WHAT TO WORK ON: Check each line of the material below for "orderby". Report how many have it, with no other words.

RECORDS PROVIDED:
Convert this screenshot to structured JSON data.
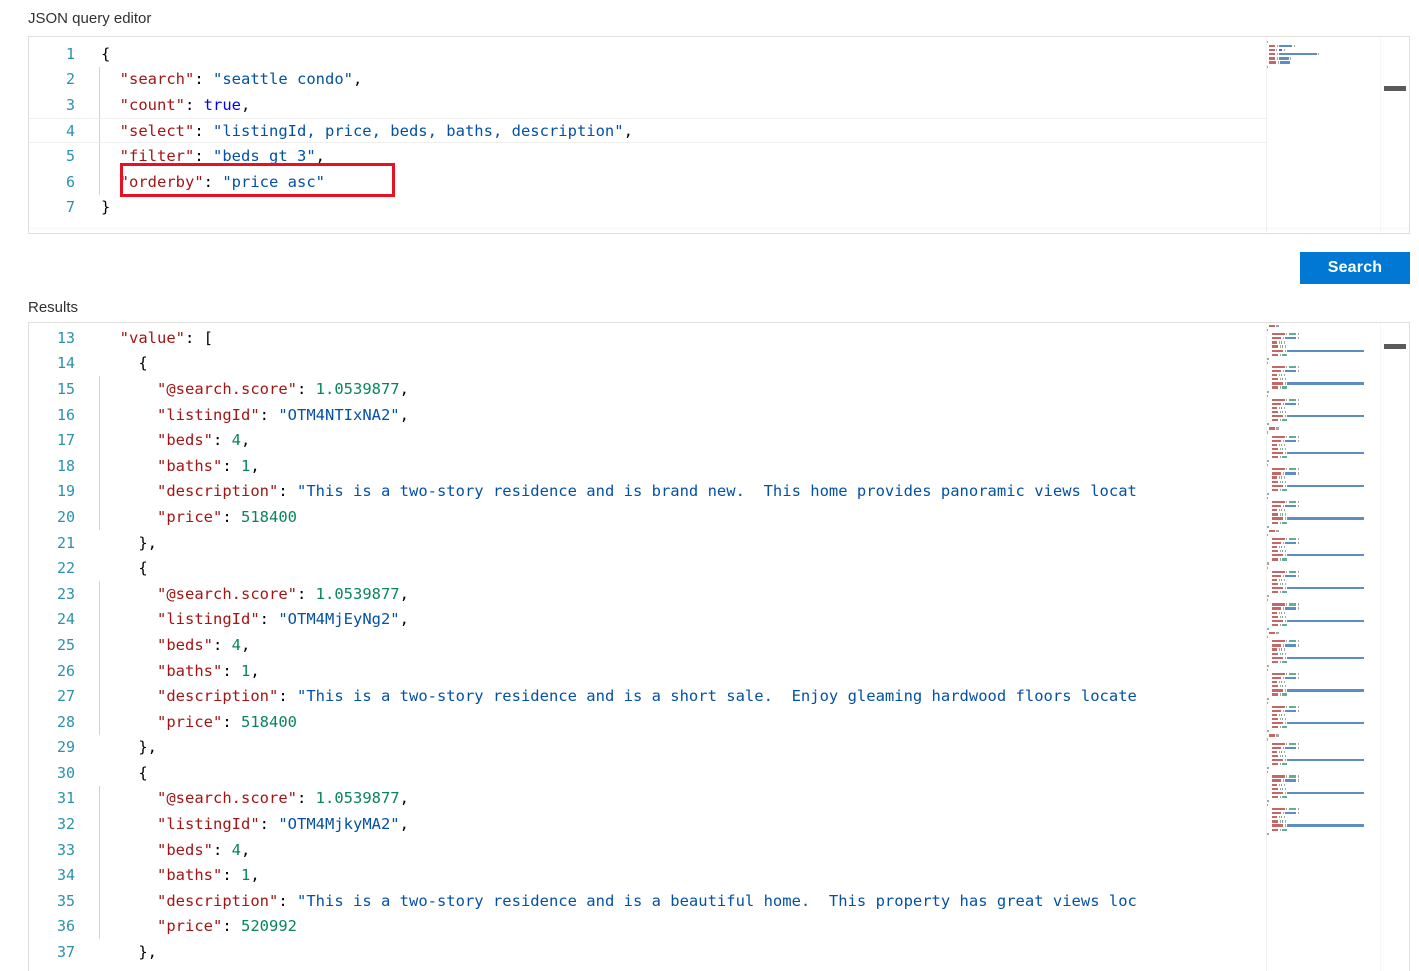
{
  "editor_section": {
    "label": "JSON query editor",
    "lines": [
      {
        "num": "1",
        "current": false,
        "indent_guide": false,
        "tokens": [
          {
            "t": "{",
            "c": "punc"
          }
        ]
      },
      {
        "num": "2",
        "current": false,
        "indent_guide": true,
        "tokens": [
          {
            "t": "  ",
            "c": "punc"
          },
          {
            "t": "\"search\"",
            "c": "key"
          },
          {
            "t": ": ",
            "c": "punc"
          },
          {
            "t": "\"seattle condo\"",
            "c": "str"
          },
          {
            "t": ",",
            "c": "punc"
          }
        ]
      },
      {
        "num": "3",
        "current": false,
        "indent_guide": true,
        "tokens": [
          {
            "t": "  ",
            "c": "punc"
          },
          {
            "t": "\"count\"",
            "c": "key"
          },
          {
            "t": ": ",
            "c": "punc"
          },
          {
            "t": "true",
            "c": "bool"
          },
          {
            "t": ",",
            "c": "punc"
          }
        ]
      },
      {
        "num": "4",
        "current": true,
        "indent_guide": true,
        "tokens": [
          {
            "t": "  ",
            "c": "punc"
          },
          {
            "t": "\"select\"",
            "c": "key"
          },
          {
            "t": ": ",
            "c": "punc"
          },
          {
            "t": "\"listingId, price, beds, baths, description\"",
            "c": "str"
          },
          {
            "t": ",",
            "c": "punc"
          }
        ]
      },
      {
        "num": "5",
        "current": false,
        "indent_guide": true,
        "tokens": [
          {
            "t": "  ",
            "c": "punc"
          },
          {
            "t": "\"filter\"",
            "c": "key"
          },
          {
            "t": ": ",
            "c": "punc"
          },
          {
            "t": "\"beds gt 3\"",
            "c": "str"
          },
          {
            "t": ",",
            "c": "punc"
          }
        ]
      },
      {
        "num": "6",
        "current": false,
        "indent_guide": true,
        "tokens": [
          {
            "t": "  ",
            "c": "punc"
          },
          {
            "t": "\"orderby\"",
            "c": "key"
          },
          {
            "t": ": ",
            "c": "punc"
          },
          {
            "t": "\"price asc\"",
            "c": "str"
          }
        ]
      },
      {
        "num": "7",
        "current": false,
        "indent_guide": false,
        "tokens": [
          {
            "t": "}",
            "c": "punc"
          }
        ]
      }
    ],
    "annotation": {
      "color": "#e81123",
      "target_line": "6",
      "target_text": "\"orderby\": \"price asc\""
    },
    "scroll_marker_color": "#5a5a5a"
  },
  "action_bar": {
    "search_label": "Search",
    "accent_color": "#0078d4"
  },
  "results_section": {
    "label": "Results",
    "lines": [
      {
        "num": "13",
        "current": false,
        "indent_guide": false,
        "tokens": [
          {
            "t": "  ",
            "c": "punc"
          },
          {
            "t": "\"value\"",
            "c": "key"
          },
          {
            "t": ": [",
            "c": "punc"
          }
        ]
      },
      {
        "num": "14",
        "current": false,
        "indent_guide": false,
        "tokens": [
          {
            "t": "    {",
            "c": "punc"
          }
        ]
      },
      {
        "num": "15",
        "current": false,
        "indent_guide": true,
        "tokens": [
          {
            "t": "      ",
            "c": "punc"
          },
          {
            "t": "\"@search.score\"",
            "c": "key"
          },
          {
            "t": ": ",
            "c": "punc"
          },
          {
            "t": "1.0539877",
            "c": "num"
          },
          {
            "t": ",",
            "c": "punc"
          }
        ]
      },
      {
        "num": "16",
        "current": false,
        "indent_guide": true,
        "tokens": [
          {
            "t": "      ",
            "c": "punc"
          },
          {
            "t": "\"listingId\"",
            "c": "key"
          },
          {
            "t": ": ",
            "c": "punc"
          },
          {
            "t": "\"OTM4NTIxNA2\"",
            "c": "str"
          },
          {
            "t": ",",
            "c": "punc"
          }
        ]
      },
      {
        "num": "17",
        "current": false,
        "indent_guide": true,
        "tokens": [
          {
            "t": "      ",
            "c": "punc"
          },
          {
            "t": "\"beds\"",
            "c": "key"
          },
          {
            "t": ": ",
            "c": "punc"
          },
          {
            "t": "4",
            "c": "num"
          },
          {
            "t": ",",
            "c": "punc"
          }
        ]
      },
      {
        "num": "18",
        "current": false,
        "indent_guide": true,
        "tokens": [
          {
            "t": "      ",
            "c": "punc"
          },
          {
            "t": "\"baths\"",
            "c": "key"
          },
          {
            "t": ": ",
            "c": "punc"
          },
          {
            "t": "1",
            "c": "num"
          },
          {
            "t": ",",
            "c": "punc"
          }
        ]
      },
      {
        "num": "19",
        "current": false,
        "indent_guide": true,
        "tokens": [
          {
            "t": "      ",
            "c": "punc"
          },
          {
            "t": "\"description\"",
            "c": "key"
          },
          {
            "t": ": ",
            "c": "punc"
          },
          {
            "t": "\"This is a two-story residence and is brand new.  This home provides panoramic views locat",
            "c": "str"
          }
        ]
      },
      {
        "num": "20",
        "current": false,
        "indent_guide": true,
        "tokens": [
          {
            "t": "      ",
            "c": "punc"
          },
          {
            "t": "\"price\"",
            "c": "key"
          },
          {
            "t": ": ",
            "c": "punc"
          },
          {
            "t": "518400",
            "c": "num"
          }
        ]
      },
      {
        "num": "21",
        "current": false,
        "indent_guide": false,
        "tokens": [
          {
            "t": "    },",
            "c": "punc"
          }
        ]
      },
      {
        "num": "22",
        "current": false,
        "indent_guide": false,
        "tokens": [
          {
            "t": "    {",
            "c": "punc"
          }
        ]
      },
      {
        "num": "23",
        "current": false,
        "indent_guide": true,
        "tokens": [
          {
            "t": "      ",
            "c": "punc"
          },
          {
            "t": "\"@search.score\"",
            "c": "key"
          },
          {
            "t": ": ",
            "c": "punc"
          },
          {
            "t": "1.0539877",
            "c": "num"
          },
          {
            "t": ",",
            "c": "punc"
          }
        ]
      },
      {
        "num": "24",
        "current": false,
        "indent_guide": true,
        "tokens": [
          {
            "t": "      ",
            "c": "punc"
          },
          {
            "t": "\"listingId\"",
            "c": "key"
          },
          {
            "t": ": ",
            "c": "punc"
          },
          {
            "t": "\"OTM4MjEyNg2\"",
            "c": "str"
          },
          {
            "t": ",",
            "c": "punc"
          }
        ]
      },
      {
        "num": "25",
        "current": false,
        "indent_guide": true,
        "tokens": [
          {
            "t": "      ",
            "c": "punc"
          },
          {
            "t": "\"beds\"",
            "c": "key"
          },
          {
            "t": ": ",
            "c": "punc"
          },
          {
            "t": "4",
            "c": "num"
          },
          {
            "t": ",",
            "c": "punc"
          }
        ]
      },
      {
        "num": "26",
        "current": false,
        "indent_guide": true,
        "tokens": [
          {
            "t": "      ",
            "c": "punc"
          },
          {
            "t": "\"baths\"",
            "c": "key"
          },
          {
            "t": ": ",
            "c": "punc"
          },
          {
            "t": "1",
            "c": "num"
          },
          {
            "t": ",",
            "c": "punc"
          }
        ]
      },
      {
        "num": "27",
        "current": false,
        "indent_guide": true,
        "tokens": [
          {
            "t": "      ",
            "c": "punc"
          },
          {
            "t": "\"description\"",
            "c": "key"
          },
          {
            "t": ": ",
            "c": "punc"
          },
          {
            "t": "\"This is a two-story residence and is a short sale.  Enjoy gleaming hardwood floors locate",
            "c": "str"
          }
        ]
      },
      {
        "num": "28",
        "current": false,
        "indent_guide": true,
        "tokens": [
          {
            "t": "      ",
            "c": "punc"
          },
          {
            "t": "\"price\"",
            "c": "key"
          },
          {
            "t": ": ",
            "c": "punc"
          },
          {
            "t": "518400",
            "c": "num"
          }
        ]
      },
      {
        "num": "29",
        "current": false,
        "indent_guide": false,
        "tokens": [
          {
            "t": "    },",
            "c": "punc"
          }
        ]
      },
      {
        "num": "30",
        "current": false,
        "indent_guide": false,
        "tokens": [
          {
            "t": "    {",
            "c": "punc"
          }
        ]
      },
      {
        "num": "31",
        "current": false,
        "indent_guide": true,
        "tokens": [
          {
            "t": "      ",
            "c": "punc"
          },
          {
            "t": "\"@search.score\"",
            "c": "key"
          },
          {
            "t": ": ",
            "c": "punc"
          },
          {
            "t": "1.0539877",
            "c": "num"
          },
          {
            "t": ",",
            "c": "punc"
          }
        ]
      },
      {
        "num": "32",
        "current": false,
        "indent_guide": true,
        "tokens": [
          {
            "t": "      ",
            "c": "punc"
          },
          {
            "t": "\"listingId\"",
            "c": "key"
          },
          {
            "t": ": ",
            "c": "punc"
          },
          {
            "t": "\"OTM4MjkyMA2\"",
            "c": "str"
          },
          {
            "t": ",",
            "c": "punc"
          }
        ]
      },
      {
        "num": "33",
        "current": false,
        "indent_guide": true,
        "tokens": [
          {
            "t": "      ",
            "c": "punc"
          },
          {
            "t": "\"beds\"",
            "c": "key"
          },
          {
            "t": ": ",
            "c": "punc"
          },
          {
            "t": "4",
            "c": "num"
          },
          {
            "t": ",",
            "c": "punc"
          }
        ]
      },
      {
        "num": "34",
        "current": false,
        "indent_guide": true,
        "tokens": [
          {
            "t": "      ",
            "c": "punc"
          },
          {
            "t": "\"baths\"",
            "c": "key"
          },
          {
            "t": ": ",
            "c": "punc"
          },
          {
            "t": "1",
            "c": "num"
          },
          {
            "t": ",",
            "c": "punc"
          }
        ]
      },
      {
        "num": "35",
        "current": false,
        "indent_guide": true,
        "tokens": [
          {
            "t": "      ",
            "c": "punc"
          },
          {
            "t": "\"description\"",
            "c": "key"
          },
          {
            "t": ": ",
            "c": "punc"
          },
          {
            "t": "\"This is a two-story residence and is a beautiful home.  This property has great views loc",
            "c": "str"
          }
        ]
      },
      {
        "num": "36",
        "current": false,
        "indent_guide": true,
        "tokens": [
          {
            "t": "      ",
            "c": "punc"
          },
          {
            "t": "\"price\"",
            "c": "key"
          },
          {
            "t": ": ",
            "c": "punc"
          },
          {
            "t": "520992",
            "c": "num"
          }
        ]
      },
      {
        "num": "37",
        "current": false,
        "indent_guide": false,
        "tokens": [
          {
            "t": "    },",
            "c": "punc"
          }
        ]
      }
    ],
    "scroll_marker_color": "#5a5a5a"
  },
  "syntax_colors": {
    "key": "#a31515",
    "string": "#0451a5",
    "number": "#098658",
    "boolean": "#0000ff",
    "punctuation": "#000000",
    "line_number": "#2b91af"
  }
}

ANSWER FOR THIS EXERCISE: 2